Task goal
Sort through the data and copy the lines holding the word "Valeriy".

Collected data
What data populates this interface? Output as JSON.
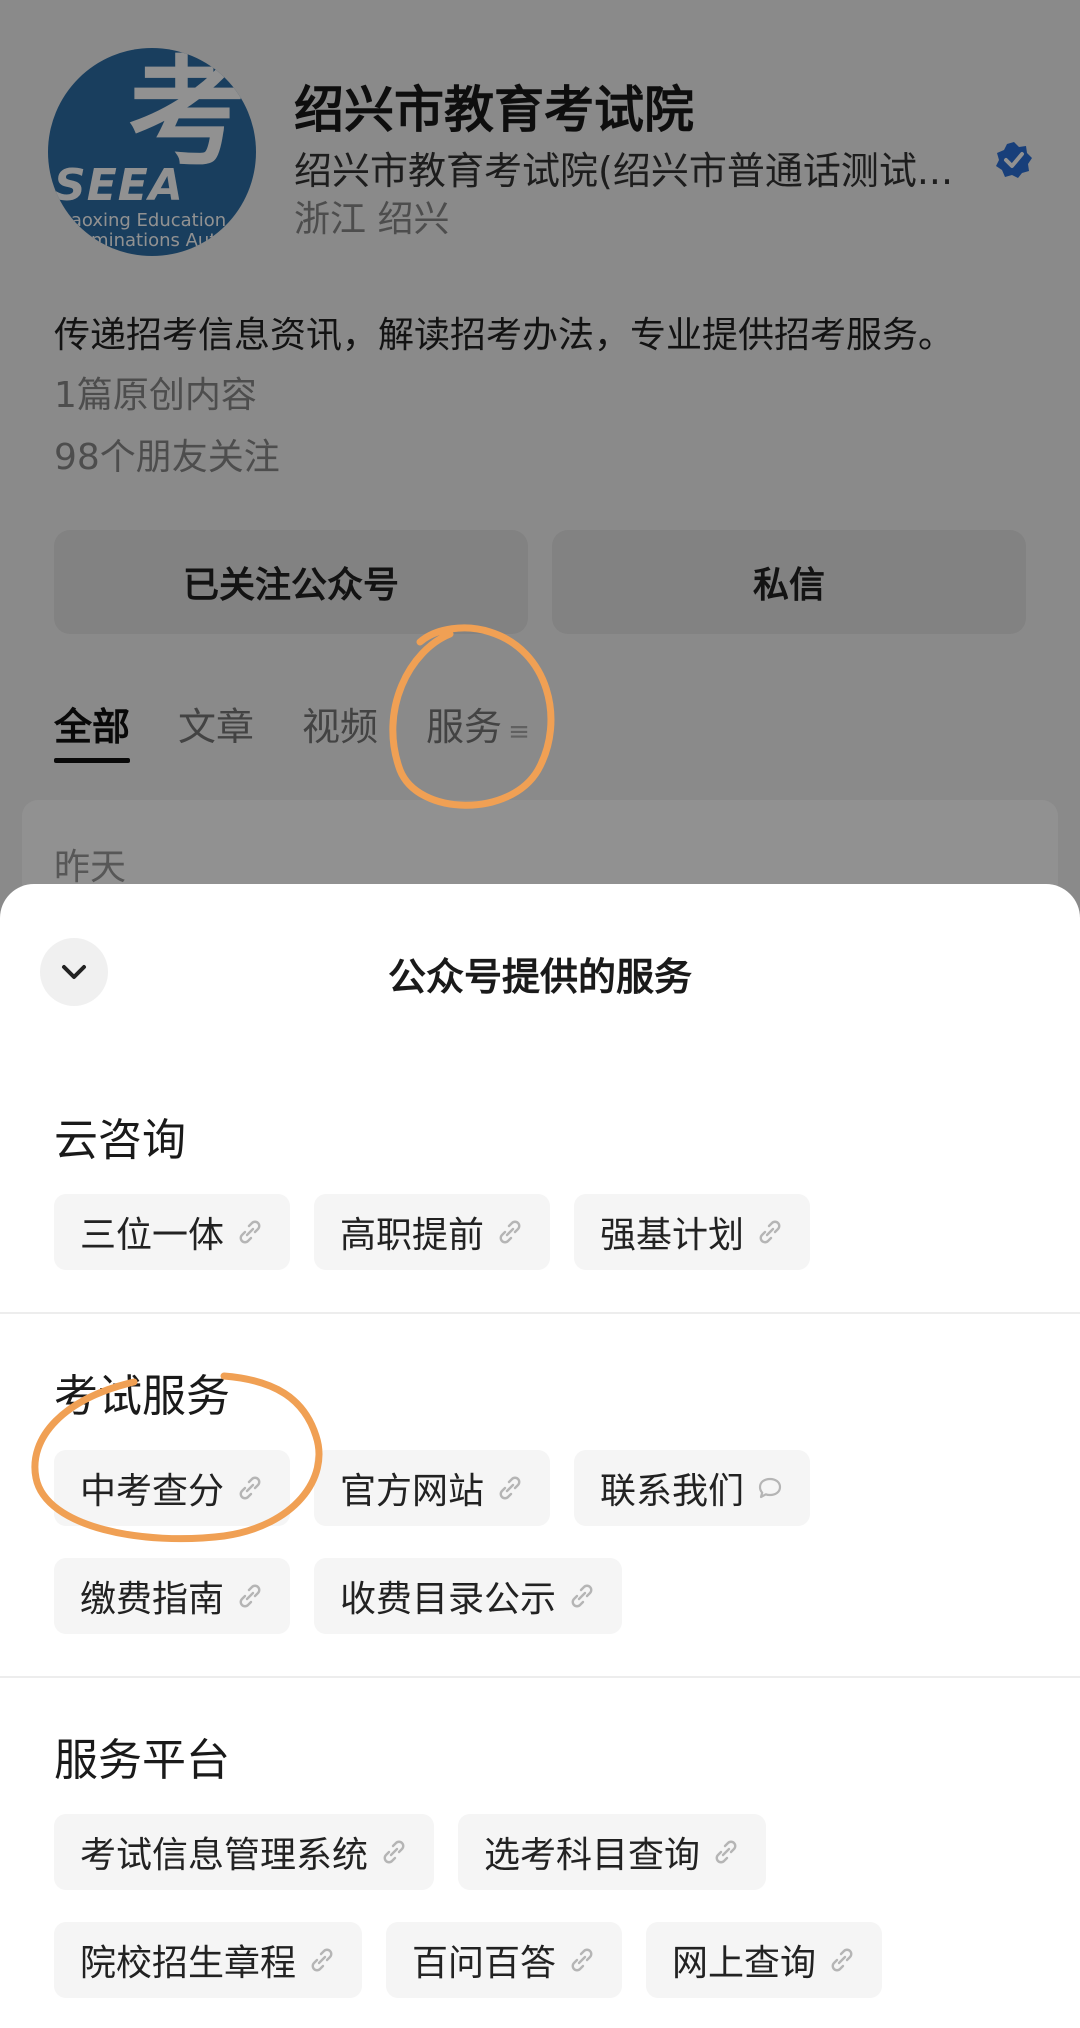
{
  "profile": {
    "logo_text": "SEEA",
    "logo_sub1": "Shaoxing Education",
    "logo_sub2": "Examinations Authority",
    "name": "绍兴市教育考试院",
    "org": "绍兴市教育考试院(绍兴市普通话测试...",
    "location": "浙江 绍兴",
    "description": "传递招考信息资讯，解读招考办法，专业提供招考服务。",
    "original_count": "1篇原创内容",
    "friends_following": "98个朋友关注",
    "follow_button": "已关注公众号",
    "message_button": "私信",
    "tabs": [
      "全部",
      "文章",
      "视频",
      "服务"
    ],
    "feed_date": "昨天"
  },
  "sheet": {
    "title": "公众号提供的服务",
    "sections": [
      {
        "title": "云咨询",
        "items": [
          "三位一体",
          "高职提前",
          "强基计划"
        ]
      },
      {
        "title": "考试服务",
        "items": [
          "中考查分",
          "官方网站",
          "联系我们",
          "缴费指南",
          "收费目录公示"
        ]
      },
      {
        "title": "服务平台",
        "items": [
          "考试信息管理系统",
          "选考科目查询",
          "院校招生章程",
          "百问百答",
          "网上查询"
        ]
      }
    ]
  },
  "colors": {
    "annotation": "#f0a054",
    "verified": "#2b6fd6"
  }
}
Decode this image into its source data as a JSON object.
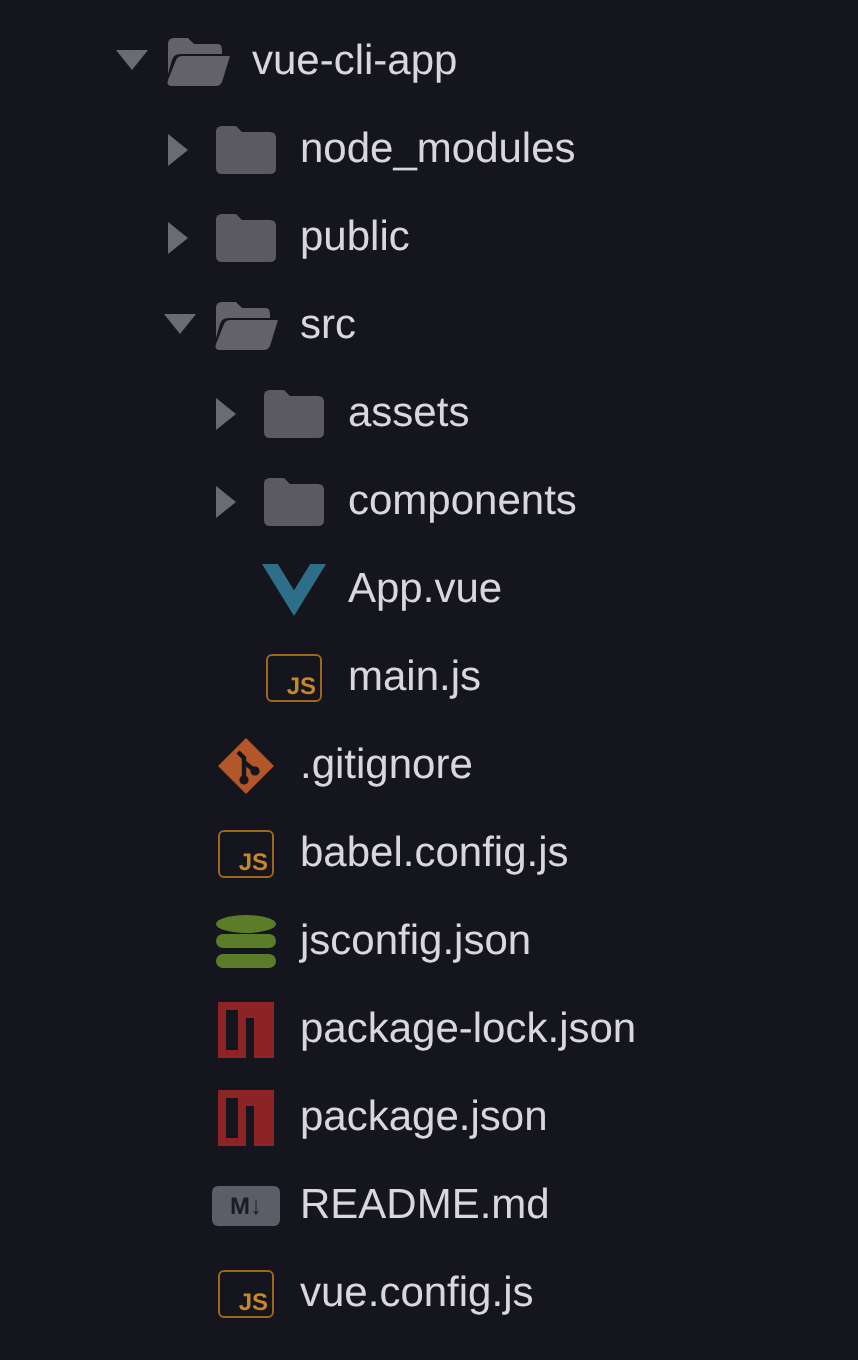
{
  "tree": [
    {
      "name": "vue-cli-app",
      "kind": "folder",
      "expanded": true,
      "children": [
        {
          "name": "node_modules",
          "kind": "folder",
          "expanded": false
        },
        {
          "name": "public",
          "kind": "folder",
          "expanded": false
        },
        {
          "name": "src",
          "kind": "folder",
          "expanded": true,
          "children": [
            {
              "name": "assets",
              "kind": "folder",
              "expanded": false
            },
            {
              "name": "components",
              "kind": "folder",
              "expanded": false
            },
            {
              "name": "App.vue",
              "kind": "vue"
            },
            {
              "name": "main.js",
              "kind": "js",
              "icon_text": "JS"
            }
          ]
        },
        {
          "name": ".gitignore",
          "kind": "git"
        },
        {
          "name": "babel.config.js",
          "kind": "js",
          "icon_text": "JS"
        },
        {
          "name": "jsconfig.json",
          "kind": "db"
        },
        {
          "name": "package-lock.json",
          "kind": "npm"
        },
        {
          "name": "package.json",
          "kind": "npm"
        },
        {
          "name": "README.md",
          "kind": "md",
          "icon_text": "M↓"
        },
        {
          "name": "vue.config.js",
          "kind": "js",
          "icon_text": "JS"
        }
      ]
    }
  ]
}
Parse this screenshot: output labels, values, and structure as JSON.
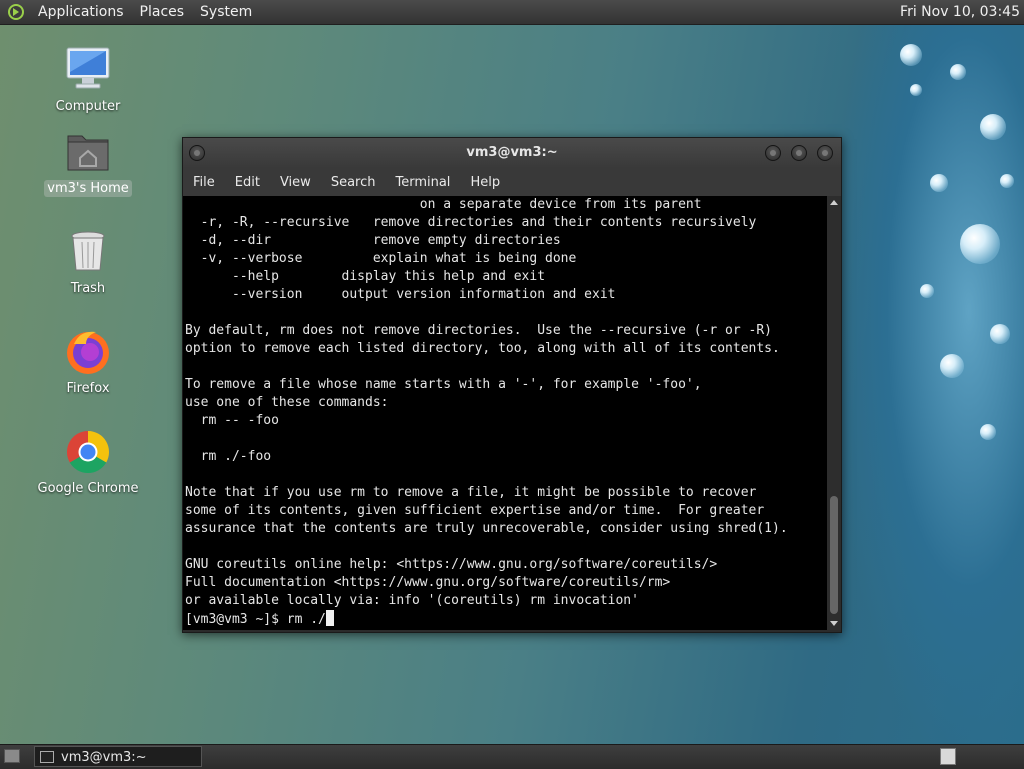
{
  "top_panel": {
    "menus": [
      "Applications",
      "Places",
      "System"
    ],
    "clock": "Fri Nov 10, 03:45"
  },
  "desktop_icons": [
    {
      "label": "Computer",
      "icon": "computer-icon"
    },
    {
      "label": "vm3's Home",
      "icon": "home-folder-icon"
    },
    {
      "label": "Trash",
      "icon": "trash-icon"
    },
    {
      "label": "Firefox",
      "icon": "firefox-icon"
    },
    {
      "label": "Google Chrome",
      "icon": "chrome-icon"
    }
  ],
  "terminal": {
    "title": "vm3@vm3:~",
    "menus": [
      "File",
      "Edit",
      "View",
      "Search",
      "Terminal",
      "Help"
    ],
    "lines": [
      "                              on a separate device from its parent",
      "  -r, -R, --recursive   remove directories and their contents recursively",
      "  -d, --dir             remove empty directories",
      "  -v, --verbose         explain what is being done",
      "      --help        display this help and exit",
      "      --version     output version information and exit",
      "",
      "By default, rm does not remove directories.  Use the --recursive (-r or -R)",
      "option to remove each listed directory, too, along with all of its contents.",
      "",
      "To remove a file whose name starts with a '-', for example '-foo',",
      "use one of these commands:",
      "  rm -- -foo",
      "",
      "  rm ./-foo",
      "",
      "Note that if you use rm to remove a file, it might be possible to recover",
      "some of its contents, given sufficient expertise and/or time.  For greater",
      "assurance that the contents are truly unrecoverable, consider using shred(1).",
      "",
      "GNU coreutils online help: <https://www.gnu.org/software/coreutils/>",
      "Full documentation <https://www.gnu.org/software/coreutils/rm>",
      "or available locally via: info '(coreutils) rm invocation'"
    ],
    "prompt": "[vm3@vm3 ~]$ rm ./"
  },
  "taskbar": {
    "task_label": "vm3@vm3:~"
  },
  "colors": {
    "terminal_bg": "#000000",
    "terminal_fg": "#e6e6e6",
    "panel_bg": "#3a3a3a"
  }
}
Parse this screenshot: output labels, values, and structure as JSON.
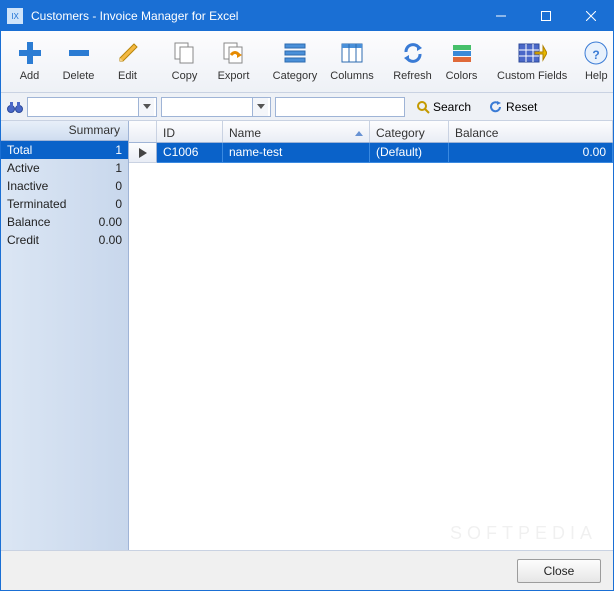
{
  "window": {
    "title": "Customers - Invoice Manager for Excel"
  },
  "toolbar": {
    "add": "Add",
    "delete": "Delete",
    "edit": "Edit",
    "copy": "Copy",
    "export": "Export",
    "category": "Category",
    "columns": "Columns",
    "refresh": "Refresh",
    "colors": "Colors",
    "custom_fields": "Custom Fields",
    "help": "Help"
  },
  "filter": {
    "search_label": "Search",
    "reset_label": "Reset",
    "combo1_value": "",
    "combo2_value": "",
    "search_value": ""
  },
  "sidebar": {
    "header": "Summary",
    "rows": [
      {
        "key": "Total",
        "value": "1",
        "selected": true
      },
      {
        "key": "Active",
        "value": "1"
      },
      {
        "key": "Inactive",
        "value": "0"
      },
      {
        "key": "Terminated",
        "value": "0"
      },
      {
        "key": "Balance",
        "value": "0.00"
      },
      {
        "key": "Credit",
        "value": "0.00"
      }
    ]
  },
  "grid": {
    "columns": [
      "ID",
      "Name",
      "Category",
      "Balance"
    ],
    "sort_column": "Name",
    "rows": [
      {
        "id": "C1006",
        "name": "name-test",
        "category": "(Default)",
        "balance": "0.00",
        "selected": true
      }
    ]
  },
  "footer": {
    "close": "Close"
  },
  "watermark": "SOFTPEDIA"
}
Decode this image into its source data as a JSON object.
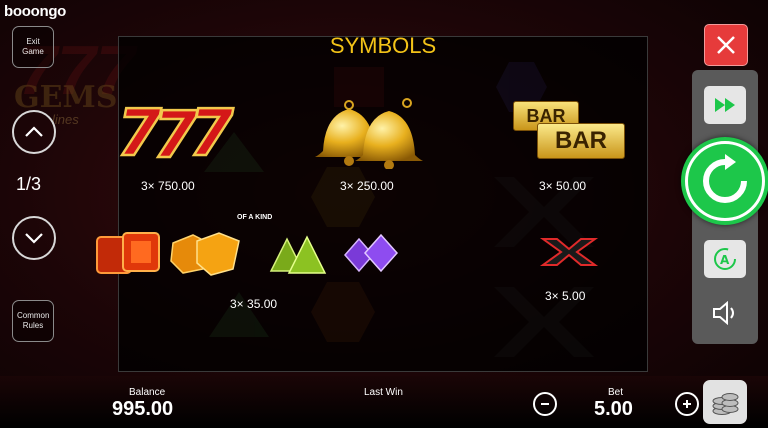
{
  "brand": {
    "logo": "booongo"
  },
  "background": {
    "game_title": "GEMS",
    "game_subtitle": "lines"
  },
  "left_controls": {
    "exit_label": "Exit Game",
    "page_indicator": "1/3",
    "common_rules_label": "Common Rules"
  },
  "paytable": {
    "title": "SYMBOLS",
    "sevens_payout": "3×  750.00",
    "bells_payout": "3×  250.00",
    "bar_payout": "3×  50.00",
    "gems_label": "OF A KIND",
    "gems_payout": "3×  35.00",
    "x_payout": "3×  5.00",
    "bar_text": "BAR"
  },
  "bottom": {
    "balance_label": "Balance",
    "balance_value": "995.00",
    "last_win_label": "Last Win",
    "bet_label": "Bet",
    "bet_value": "5.00"
  },
  "colors": {
    "title_gold": "#f3c318",
    "spin_green": "#1dc74a",
    "close_red": "#e63b3b"
  }
}
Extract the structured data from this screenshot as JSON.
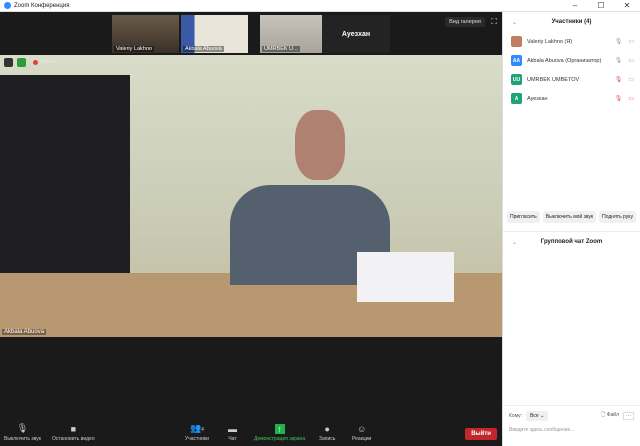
{
  "window": {
    "title": "Zoom Конференция",
    "minimize": "–",
    "maximize": "☐",
    "close": "✕"
  },
  "strip": {
    "thumbs": [
      "Valeriy Lakhno",
      "Akbala Abuova",
      "UMRBEK U...",
      "Ауезхан"
    ],
    "gallery_label": "Вид галереи",
    "fullscreen": "⛶"
  },
  "video": {
    "recording": "Запись",
    "speaker": "Akbala Abuova"
  },
  "toolbar": {
    "mute": "Выключить звук",
    "video": "Остановить видео",
    "participants": "Участники",
    "participants_count": "4",
    "chat": "Чат",
    "share": "Демонстрация экрана",
    "record": "Запись",
    "reactions": "Реакции",
    "leave": "Выйти"
  },
  "panel": {
    "title": "Участники (4)",
    "participants": [
      {
        "name": "Valeriy Lakhno (Я)",
        "initials": "",
        "color": "#c08060"
      },
      {
        "name": "Akbala Abuova (Организатор)",
        "initials": "AA",
        "color": "#2d8cff"
      },
      {
        "name": "UMRBEK UMBETOV",
        "initials": "UU",
        "color": "#1fa37a"
      },
      {
        "name": "Ауезхан",
        "initials": "A",
        "color": "#1fa37a"
      }
    ],
    "invite": "Пригласить",
    "mute_me": "Выключить мой звук",
    "raise_hand": "Поднять руку",
    "chat_title": "Групповой чат Zoom",
    "to_label": "Кому:",
    "to_value": "Все",
    "file": "Файл",
    "more": "···",
    "placeholder": "Введите здесь сообщение..."
  }
}
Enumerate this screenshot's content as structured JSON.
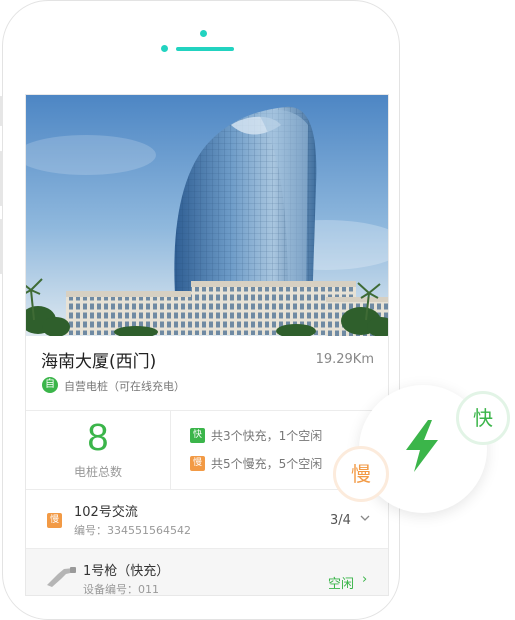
{
  "station": {
    "name": "海南大厦(西门)",
    "distance": "19.29Km",
    "self_badge": "自",
    "self_text": "自营电桩（可在线充电）"
  },
  "stats": {
    "total": "8",
    "total_label": "电桩总数",
    "fast_tag": "快",
    "fast_text": "共3个快充，1个空闲",
    "slow_tag": "慢",
    "slow_text": "共5个慢充，5个空闲"
  },
  "charger": {
    "tag": "慢",
    "name": "102号交流",
    "id_text": "编号：334551564542",
    "count": "3/4"
  },
  "gun": {
    "name": "1号枪（快充）",
    "id_text": "设备编号：011",
    "status": "空闲",
    "chevron": "›"
  },
  "overlay": {
    "fast_label": "快",
    "slow_label": "慢",
    "fast_color": "#3bb54a",
    "slow_color": "#f29a45"
  }
}
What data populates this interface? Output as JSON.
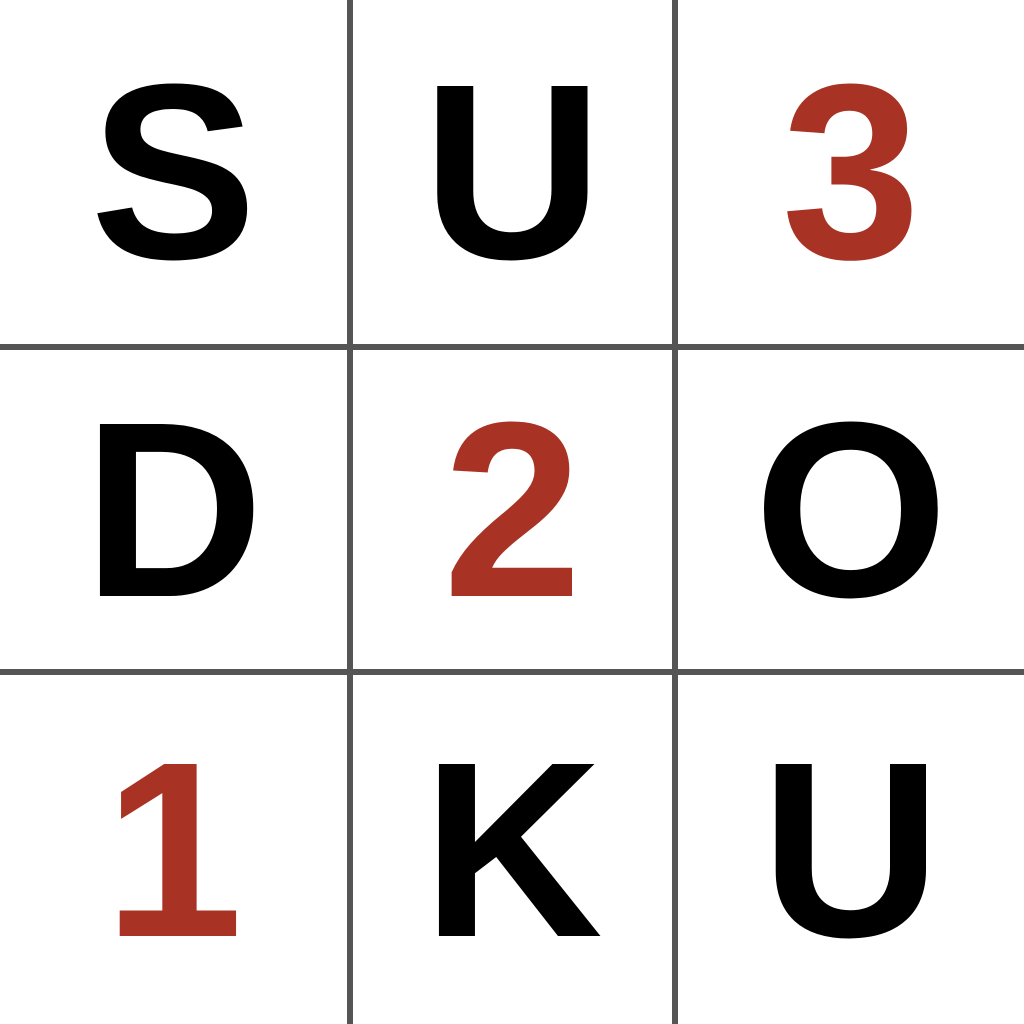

Response below
      "Valeriy Lakhno",
        "name": "Valeriy Lakhno (Я)",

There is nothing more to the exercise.